- _GOAL_:
Without changing a character, return the entries, but not the images they hold.

— START DATA PROVIDED —

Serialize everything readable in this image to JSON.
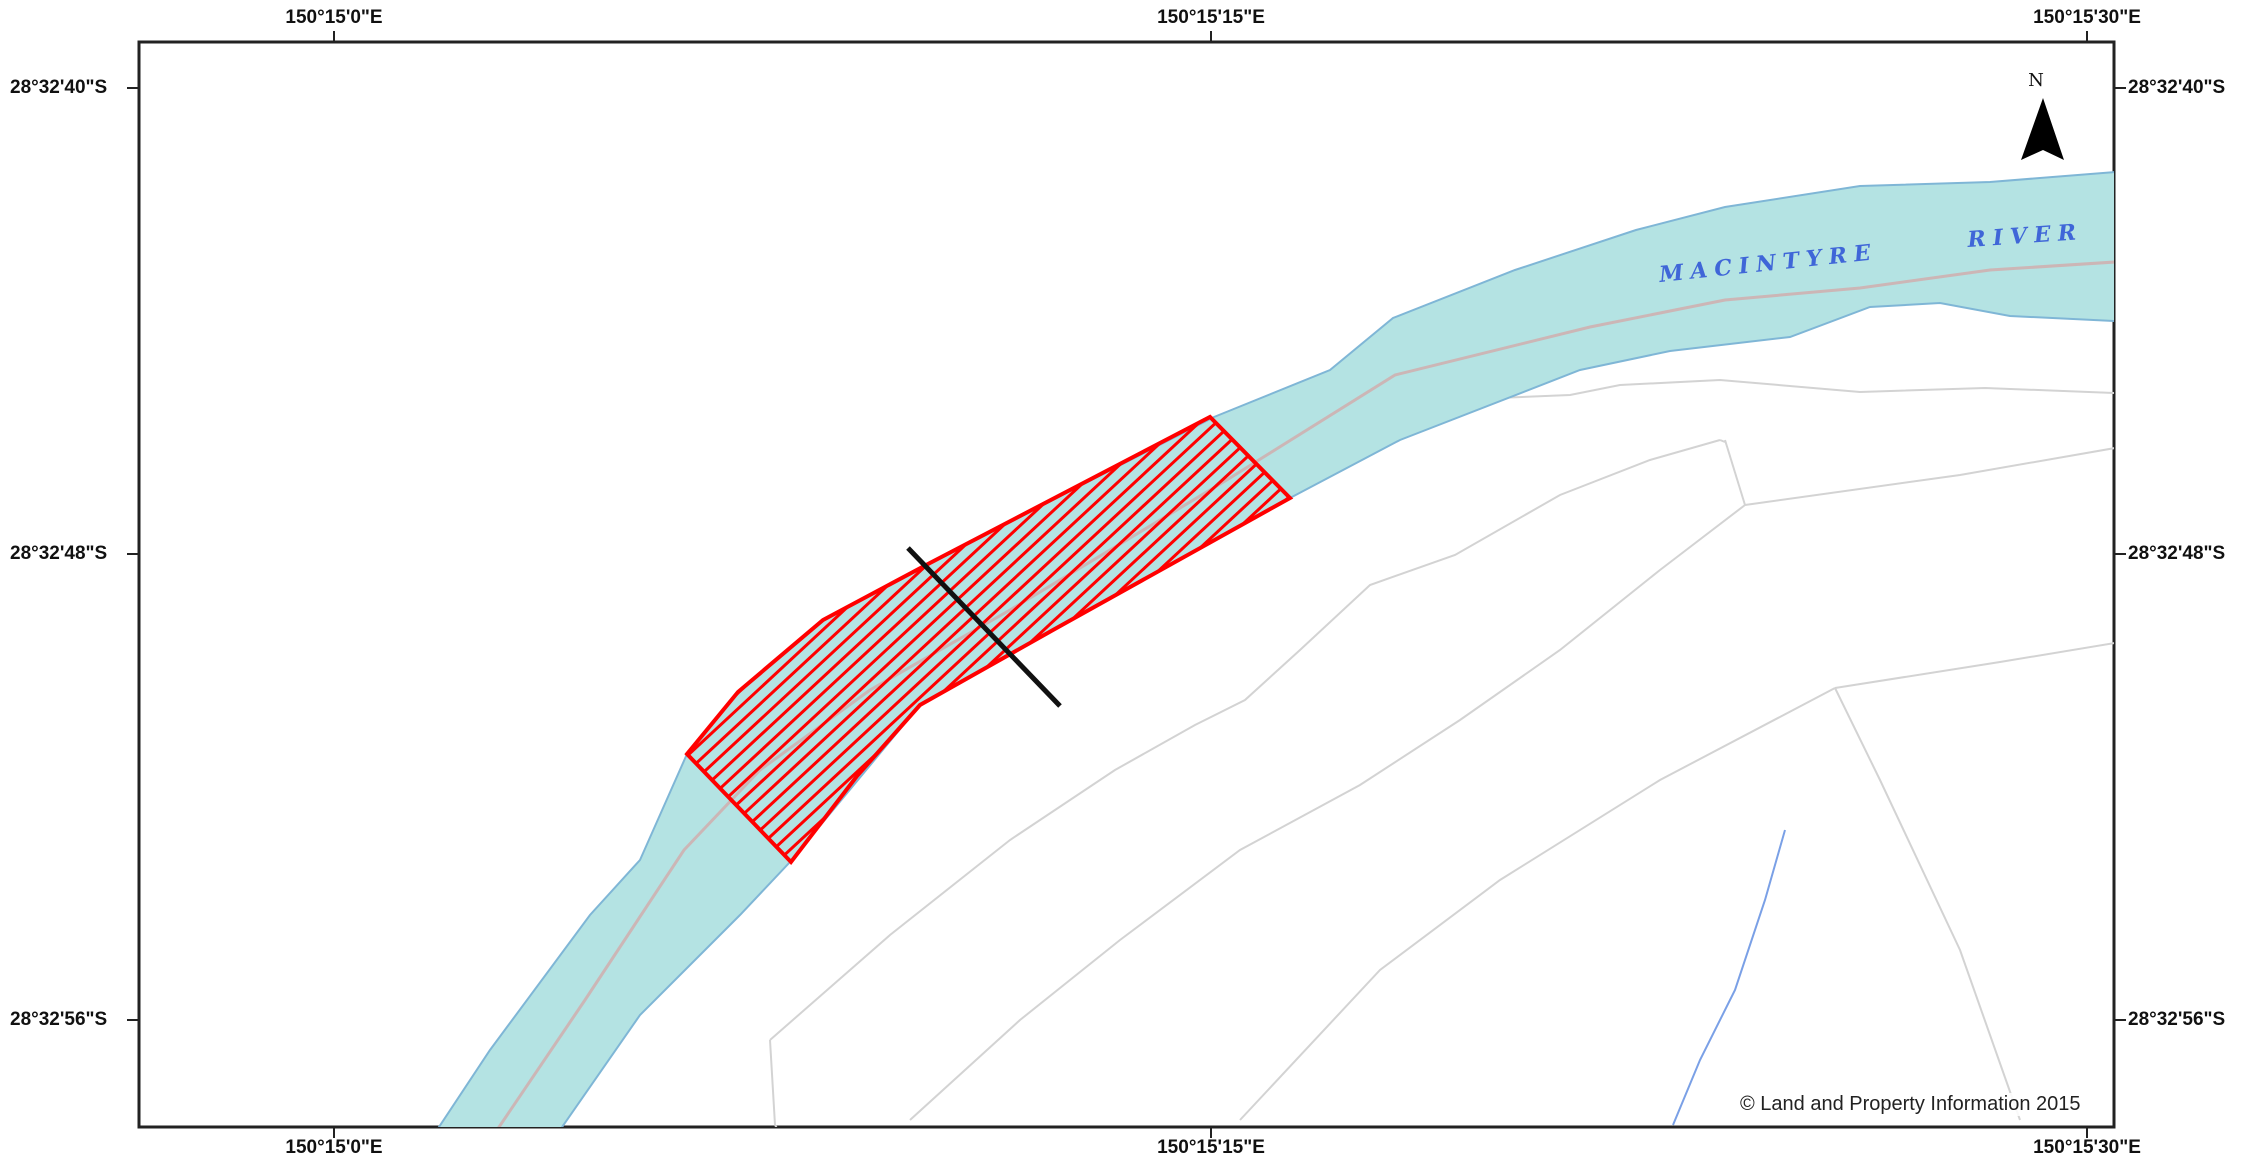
{
  "map": {
    "top_longitude_labels": [
      "150°15'0\"E",
      "150°15'15\"E",
      "150°15'30\"E"
    ],
    "bottom_longitude_labels": [
      "150°15'0\"E",
      "150°15'15\"E",
      "150°15'30\"E"
    ],
    "left_latitude_labels": [
      "28°32'40\"S",
      "28°32'48\"S",
      "28°32'56\"S"
    ],
    "right_latitude_labels": [
      "28°32'40\"S",
      "28°32'48\"S",
      "28°32'56\"S"
    ],
    "river_label_words": [
      "MACINTYRE",
      "RIVER"
    ],
    "north_arrow_label": "N",
    "copyright": "© Land and Property Information 2015",
    "colors": {
      "river_fill": "#b4e3e3",
      "river_edge": "#7fb6d6",
      "centerline": "#d4a7a7",
      "hatch_outline": "#ff0000",
      "cross_section": "#111111",
      "cadastre": "#d3d3d3",
      "stream": "#7aa0e6"
    }
  }
}
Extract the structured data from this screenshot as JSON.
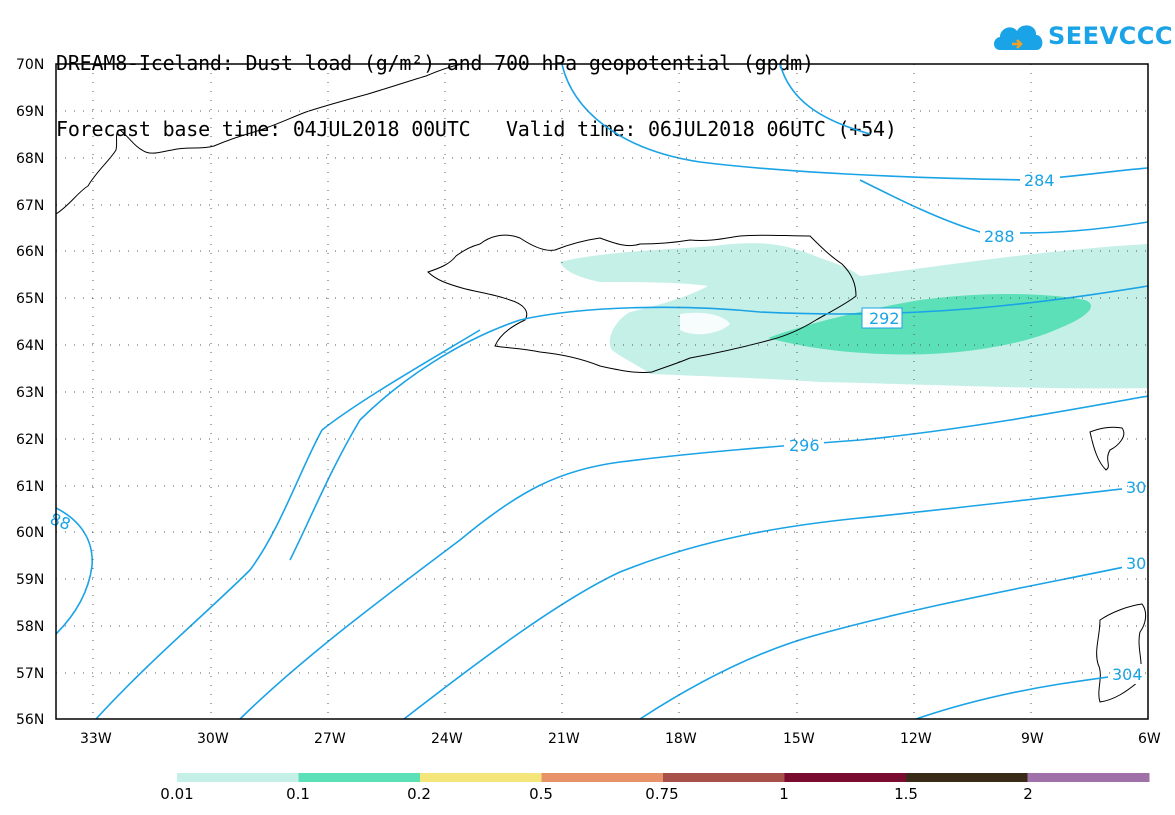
{
  "title": {
    "line1": "DREAM8-Iceland: Dust load (g/m²) and 700 hPa geopotential (gpdm)",
    "line2": "Forecast base time: 04JUL2018 00UTC   Valid time: 06JUL2018 06UTC (+54)"
  },
  "logo": {
    "text": "SEEVCCC",
    "icon": "cloud-icon",
    "color": "#1aa3e6"
  },
  "map": {
    "lat_labels": [
      "70N",
      "69N",
      "68N",
      "67N",
      "66N",
      "65N",
      "64N",
      "63N",
      "62N",
      "61N",
      "60N",
      "59N",
      "58N",
      "57N",
      "56N"
    ],
    "lon_labels": [
      "33W",
      "30W",
      "27W",
      "24W",
      "21W",
      "18W",
      "15W",
      "12W",
      "9W",
      "6W"
    ],
    "contour_labels": {
      "c284": "284",
      "c288": "288",
      "c292": "292",
      "c296": "296",
      "c300a": "30",
      "c300b": "30",
      "c304": "304",
      "c288w": "88"
    },
    "contour_color": "#1aa3e6"
  },
  "colorbar": {
    "labels": [
      "0.01",
      "0.1",
      "0.2",
      "0.5",
      "0.75",
      "1",
      "1.5",
      "2"
    ],
    "colors": [
      "#c5f0e8",
      "#5ce0b8",
      "#f4e67a",
      "#e8926a",
      "#a8514a",
      "#7a0c30",
      "#3a2a18",
      "#a070a8"
    ]
  }
}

— END DATA PROVIDED —

- _COMPLETE ANSWER_:
Serialize everything readable in this image to JSON.
{
  "map": {
    "top_longitude_labels": [
      "150°15'0\"E",
      "150°15'15\"E",
      "150°15'30\"E"
    ],
    "bottom_longitude_labels": [
      "150°15'0\"E",
      "150°15'15\"E",
      "150°15'30\"E"
    ],
    "left_latitude_labels": [
      "28°32'40\"S",
      "28°32'48\"S",
      "28°32'56\"S"
    ],
    "right_latitude_labels": [
      "28°32'40\"S",
      "28°32'48\"S",
      "28°32'56\"S"
    ],
    "river_label_words": [
      "MACINTYRE",
      "RIVER"
    ],
    "north_arrow_label": "N",
    "copyright": "© Land and Property Information 2015",
    "colors": {
      "river_fill": "#b4e3e3",
      "river_edge": "#7fb6d6",
      "centerline": "#d4a7a7",
      "hatch_outline": "#ff0000",
      "cross_section": "#111111",
      "cadastre": "#d3d3d3",
      "stream": "#7aa0e6"
    }
  }
}
Extract the structured data from this screenshot as JSON.
{
  "title": {
    "line1": "DREAM8-Iceland: Dust load (g/m²) and 700 hPa geopotential (gpdm)",
    "line2": "Forecast base time: 04JUL2018 00UTC   Valid time: 06JUL2018 06UTC (+54)"
  },
  "logo": {
    "text": "SEEVCCC",
    "icon": "cloud-icon",
    "color": "#1aa3e6"
  },
  "map": {
    "lat_labels": [
      "70N",
      "69N",
      "68N",
      "67N",
      "66N",
      "65N",
      "64N",
      "63N",
      "62N",
      "61N",
      "60N",
      "59N",
      "58N",
      "57N",
      "56N"
    ],
    "lon_labels": [
      "33W",
      "30W",
      "27W",
      "24W",
      "21W",
      "18W",
      "15W",
      "12W",
      "9W",
      "6W"
    ],
    "contour_labels": {
      "c284": "284",
      "c288": "288",
      "c292": "292",
      "c296": "296",
      "c300a": "30",
      "c300b": "30",
      "c304": "304",
      "c288w": "88"
    },
    "contour_color": "#1aa3e6"
  },
  "colorbar": {
    "labels": [
      "0.01",
      "0.1",
      "0.2",
      "0.5",
      "0.75",
      "1",
      "1.5",
      "2"
    ],
    "colors": [
      "#c5f0e8",
      "#5ce0b8",
      "#f4e67a",
      "#e8926a",
      "#a8514a",
      "#7a0c30",
      "#3a2a18",
      "#a070a8"
    ]
  }
}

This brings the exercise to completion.